-- Start of Records --

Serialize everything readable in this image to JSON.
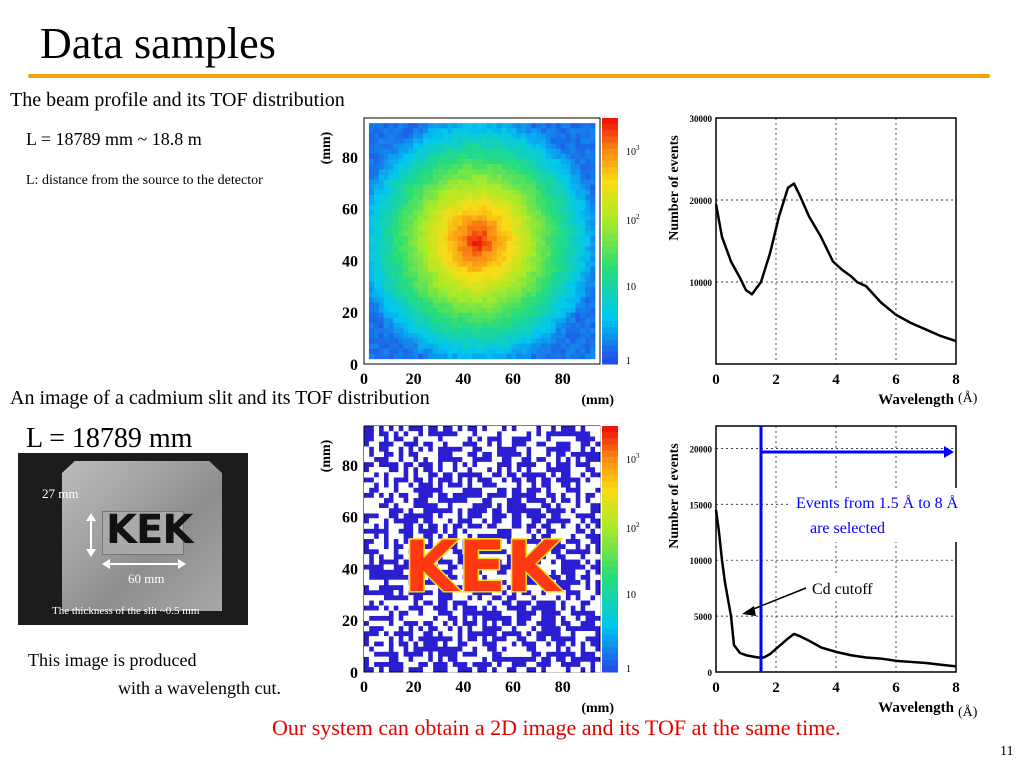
{
  "slide": {
    "title": "Data samples",
    "page_number": "11",
    "section1_heading": "The beam profile and its TOF distribution",
    "distance1": "L = 18789 mm ~ 18.8 m",
    "distance_note": "L: distance from the source to the detector",
    "section2_heading": "An image of a cadmium slit and its TOF distribution",
    "distance2": "L = 18789 mm",
    "photo": {
      "dim_height": "27 mm",
      "dim_width": "60 mm",
      "letters": "KEK",
      "thickness_note": "The thickness of the slit ~0.5 mm"
    },
    "image_note_line1": "This image is produced",
    "image_note_line2": "with a wavelength cut.",
    "conclusion": "Our system can obtain a 2D image and its TOF at the same time.",
    "accent_color": "#f0a30a",
    "conclusion_color": "#e60000"
  },
  "chart_data": [
    {
      "type": "heatmap",
      "description_id": "beam-profile",
      "xlabel": "(mm)",
      "ylabel": "(mm)",
      "xlim": [
        0,
        95
      ],
      "ylim": [
        0,
        95
      ],
      "xticks": [
        "0",
        "20",
        "40",
        "60",
        "80"
      ],
      "yticks": [
        "0",
        "20",
        "40",
        "60",
        "80"
      ],
      "colorbar_ticks": [
        "1",
        "10",
        "10",
        "10"
      ],
      "colorbar_exps": [
        "",
        "",
        "2",
        "3"
      ],
      "scale": "log"
    },
    {
      "type": "line",
      "description_id": "beam-tof",
      "xlabel": "Wavelength",
      "ylabel": "Number of events",
      "xlim": [
        0,
        8
      ],
      "ylim": [
        0,
        30000
      ],
      "xticks": [
        "0",
        "2",
        "4",
        "6",
        "8"
      ],
      "yticks": [
        "10000",
        "20000",
        "30000"
      ],
      "unit": "(Å)",
      "grid": true,
      "x": [
        0,
        0.2,
        0.5,
        0.8,
        1.0,
        1.2,
        1.5,
        1.8,
        2.1,
        2.4,
        2.6,
        2.8,
        3.1,
        3.5,
        3.9,
        4.2,
        4.5,
        4.7,
        5.0,
        5.5,
        6.0,
        6.5,
        7.0,
        7.5,
        8.0
      ],
      "y": [
        19500,
        15500,
        12500,
        10500,
        9000,
        8500,
        10000,
        13500,
        18000,
        21500,
        22000,
        20500,
        18000,
        15500,
        12500,
        11500,
        10700,
        10000,
        9500,
        7500,
        6000,
        5000,
        4200,
        3400,
        2800
      ]
    },
    {
      "type": "heatmap",
      "description_id": "cadmium-slit-image",
      "xlabel": "(mm)",
      "ylabel": "(mm)",
      "xlim": [
        0,
        95
      ],
      "ylim": [
        0,
        95
      ],
      "xticks": [
        "0",
        "20",
        "40",
        "60",
        "80"
      ],
      "yticks": [
        "0",
        "20",
        "40",
        "60",
        "80"
      ],
      "colorbar_ticks": [
        "1",
        "10",
        "10",
        "10"
      ],
      "colorbar_exps": [
        "",
        "",
        "2",
        "3"
      ],
      "letters": "KEK",
      "scale": "log"
    },
    {
      "type": "line",
      "description_id": "slit-tof",
      "xlabel": "Wavelength",
      "ylabel": "Number of events",
      "xlim": [
        0,
        8
      ],
      "ylim": [
        0,
        22000
      ],
      "xticks": [
        "0",
        "2",
        "4",
        "6",
        "8"
      ],
      "yticks": [
        "0",
        "5000",
        "10000",
        "15000",
        "20000"
      ],
      "unit": "(Å)",
      "grid": true,
      "x": [
        0,
        0.1,
        0.2,
        0.3,
        0.4,
        0.5,
        0.6,
        0.8,
        1.0,
        1.2,
        1.4,
        1.6,
        1.8,
        2.1,
        2.4,
        2.6,
        2.8,
        3.1,
        3.5,
        4.0,
        4.5,
        5.0,
        5.5,
        6.0,
        6.5,
        7.0,
        7.5,
        8.0
      ],
      "y": [
        14500,
        12500,
        10000,
        8000,
        6500,
        5000,
        2400,
        1700,
        1500,
        1400,
        1300,
        1300,
        1600,
        2300,
        3000,
        3400,
        3200,
        2800,
        2200,
        1800,
        1500,
        1300,
        1200,
        1000,
        900,
        800,
        650,
        500
      ],
      "cut_at": 1.5,
      "annotation_selected": "Events from 1.5 Å to 8 Å are selected",
      "annotation_selected_line1": "Events from 1.5 Å to 8 Å",
      "annotation_selected_line2": "are selected",
      "annotation_cutoff": "Cd cutoff"
    }
  ]
}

-- End of Records --

• Task goal
Exactly reproduce each record, leaving out any pictures.

• Task response
Serialize everything readable in this image to JSON.
{
  "slide": {
    "title": "Data samples",
    "page_number": "11",
    "section1_heading": "The beam profile and its TOF distribution",
    "distance1": "L = 18789 mm ~ 18.8 m",
    "distance_note": "L: distance from the source to the detector",
    "section2_heading": "An image of a cadmium slit and its TOF distribution",
    "distance2": "L = 18789 mm",
    "photo": {
      "dim_height": "27 mm",
      "dim_width": "60 mm",
      "letters": "KEK",
      "thickness_note": "The thickness of the slit ~0.5 mm"
    },
    "image_note_line1": "This image is produced",
    "image_note_line2": "with a wavelength cut.",
    "conclusion": "Our system can obtain a 2D image and its TOF at the same time.",
    "accent_color": "#f0a30a",
    "conclusion_color": "#e60000"
  },
  "chart_data": [
    {
      "type": "heatmap",
      "description_id": "beam-profile",
      "xlabel": "(mm)",
      "ylabel": "(mm)",
      "xlim": [
        0,
        95
      ],
      "ylim": [
        0,
        95
      ],
      "xticks": [
        "0",
        "20",
        "40",
        "60",
        "80"
      ],
      "yticks": [
        "0",
        "20",
        "40",
        "60",
        "80"
      ],
      "colorbar_ticks": [
        "1",
        "10",
        "10",
        "10"
      ],
      "colorbar_exps": [
        "",
        "",
        "2",
        "3"
      ],
      "scale": "log"
    },
    {
      "type": "line",
      "description_id": "beam-tof",
      "xlabel": "Wavelength",
      "ylabel": "Number of events",
      "xlim": [
        0,
        8
      ],
      "ylim": [
        0,
        30000
      ],
      "xticks": [
        "0",
        "2",
        "4",
        "6",
        "8"
      ],
      "yticks": [
        "10000",
        "20000",
        "30000"
      ],
      "unit": "(Å)",
      "grid": true,
      "x": [
        0,
        0.2,
        0.5,
        0.8,
        1.0,
        1.2,
        1.5,
        1.8,
        2.1,
        2.4,
        2.6,
        2.8,
        3.1,
        3.5,
        3.9,
        4.2,
        4.5,
        4.7,
        5.0,
        5.5,
        6.0,
        6.5,
        7.0,
        7.5,
        8.0
      ],
      "y": [
        19500,
        15500,
        12500,
        10500,
        9000,
        8500,
        10000,
        13500,
        18000,
        21500,
        22000,
        20500,
        18000,
        15500,
        12500,
        11500,
        10700,
        10000,
        9500,
        7500,
        6000,
        5000,
        4200,
        3400,
        2800
      ]
    },
    {
      "type": "heatmap",
      "description_id": "cadmium-slit-image",
      "xlabel": "(mm)",
      "ylabel": "(mm)",
      "xlim": [
        0,
        95
      ],
      "ylim": [
        0,
        95
      ],
      "xticks": [
        "0",
        "20",
        "40",
        "60",
        "80"
      ],
      "yticks": [
        "0",
        "20",
        "40",
        "60",
        "80"
      ],
      "colorbar_ticks": [
        "1",
        "10",
        "10",
        "10"
      ],
      "colorbar_exps": [
        "",
        "",
        "2",
        "3"
      ],
      "letters": "KEK",
      "scale": "log"
    },
    {
      "type": "line",
      "description_id": "slit-tof",
      "xlabel": "Wavelength",
      "ylabel": "Number of events",
      "xlim": [
        0,
        8
      ],
      "ylim": [
        0,
        22000
      ],
      "xticks": [
        "0",
        "2",
        "4",
        "6",
        "8"
      ],
      "yticks": [
        "0",
        "5000",
        "10000",
        "15000",
        "20000"
      ],
      "unit": "(Å)",
      "grid": true,
      "x": [
        0,
        0.1,
        0.2,
        0.3,
        0.4,
        0.5,
        0.6,
        0.8,
        1.0,
        1.2,
        1.4,
        1.6,
        1.8,
        2.1,
        2.4,
        2.6,
        2.8,
        3.1,
        3.5,
        4.0,
        4.5,
        5.0,
        5.5,
        6.0,
        6.5,
        7.0,
        7.5,
        8.0
      ],
      "y": [
        14500,
        12500,
        10000,
        8000,
        6500,
        5000,
        2400,
        1700,
        1500,
        1400,
        1300,
        1300,
        1600,
        2300,
        3000,
        3400,
        3200,
        2800,
        2200,
        1800,
        1500,
        1300,
        1200,
        1000,
        900,
        800,
        650,
        500
      ],
      "cut_at": 1.5,
      "annotation_selected": "Events from 1.5 Å to 8 Å are selected",
      "annotation_selected_line1": "Events from 1.5 Å to 8 Å",
      "annotation_selected_line2": "are selected",
      "annotation_cutoff": "Cd cutoff"
    }
  ]
}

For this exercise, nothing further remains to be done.